#### TO BE DONE
Among the records below, find each line that includes the string "ipsum" and copy it.
======== MATERIAL ========
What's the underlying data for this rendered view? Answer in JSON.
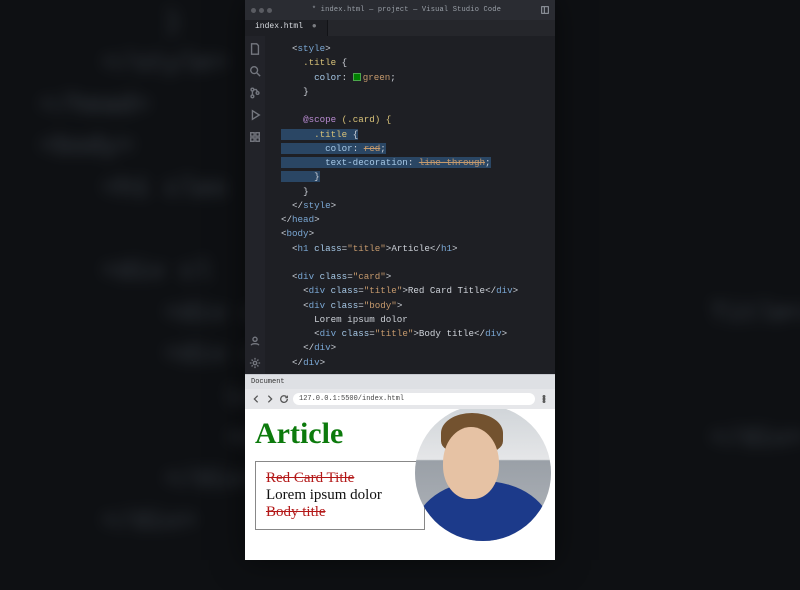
{
  "vscode": {
    "window_title": "* index.html — project — Visual Studio Code",
    "tab_label": "index.html",
    "tab_modified": "●",
    "activity_icons": [
      "files-icon",
      "search-icon",
      "source-control-icon",
      "debug-icon",
      "extensions-icon",
      "account-icon",
      "gear-icon"
    ]
  },
  "code_tokens": {
    "l1a": "<",
    "l1b": "style",
    "l1c": ">",
    "l2a": ".title",
    "l2b": " {",
    "l3a": "color",
    "l3b": ": ",
    "l3c": "green",
    "l3d": ";",
    "l4": "}",
    "l6a": "@scope",
    "l6b": " (.card) {",
    "l7a": ".title",
    "l7b": " {",
    "l8a": "color",
    "l8b": ": ",
    "l8c": "red",
    "l8d": ";",
    "l9a": "text-decoration",
    "l9b": ": ",
    "l9c": "line-through",
    "l9d": ";",
    "l10": "}",
    "l11": "}",
    "l12a": "</",
    "l12b": "style",
    "l12c": ">",
    "l13a": "</",
    "l13b": "head",
    "l13c": ">",
    "l14a": "<",
    "l14b": "body",
    "l14c": ">",
    "l15a": "<",
    "l15b": "h1",
    "l15c": " ",
    "l15d": "class",
    "l15e": "=",
    "l15f": "\"title\"",
    "l15g": ">",
    "l15h": "Article",
    "l15i": "</",
    "l15j": "h1",
    "l15k": ">",
    "l17a": "<",
    "l17b": "div",
    "l17c": " ",
    "l17d": "class",
    "l17e": "=",
    "l17f": "\"card\"",
    "l17g": ">",
    "l18a": "<",
    "l18b": "div",
    "l18c": " ",
    "l18d": "class",
    "l18e": "=",
    "l18f": "\"title\"",
    "l18g": ">",
    "l18h": "Red Card Title",
    "l18i": "</",
    "l18j": "div",
    "l18k": ">",
    "l19a": "<",
    "l19b": "div",
    "l19c": " ",
    "l19d": "class",
    "l19e": "=",
    "l19f": "\"body\"",
    "l19g": ">",
    "l20": "Lorem ipsum dolor",
    "l21a": "<",
    "l21b": "div",
    "l21c": " ",
    "l21d": "class",
    "l21e": "=",
    "l21f": "\"title\"",
    "l21g": ">",
    "l21h": "Body title",
    "l21i": "</",
    "l21j": "div",
    "l21k": ">",
    "l22a": "</",
    "l22b": "div",
    "l22c": ">",
    "l23a": "</",
    "l23b": "div",
    "l23c": ">"
  },
  "background_code": {
    "l1": "        }",
    "l2": "    </style>",
    "l3": "</head>",
    "l4": "<body>",
    "l5": "    <h1 clas",
    "l6": "",
    "l7": "    <div cl",
    "l8": "        <div c                             Title</div>",
    "l9": "        <div c",
    "l10": "            Lore",
    "l11": "            <div                           </div>",
    "l12": "        </div>",
    "l13": "    </div>"
  },
  "browser": {
    "tab_title": "Document",
    "address": "127.0.0.1:5500/index.html",
    "page": {
      "heading": "Article",
      "card": {
        "title": "Red Card Title",
        "body_text": "Lorem ipsum dolor",
        "body_title": "Body title"
      }
    }
  },
  "colors": {
    "editor_bg": "#1e1f24",
    "selection": "#2a4664",
    "green": "#0c7a0c",
    "red": "#b31818"
  }
}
========
#### RESULT BELOW
    "l20": "Lorem ipsum dolor",
        "body_text": "Lorem ipsum dolor",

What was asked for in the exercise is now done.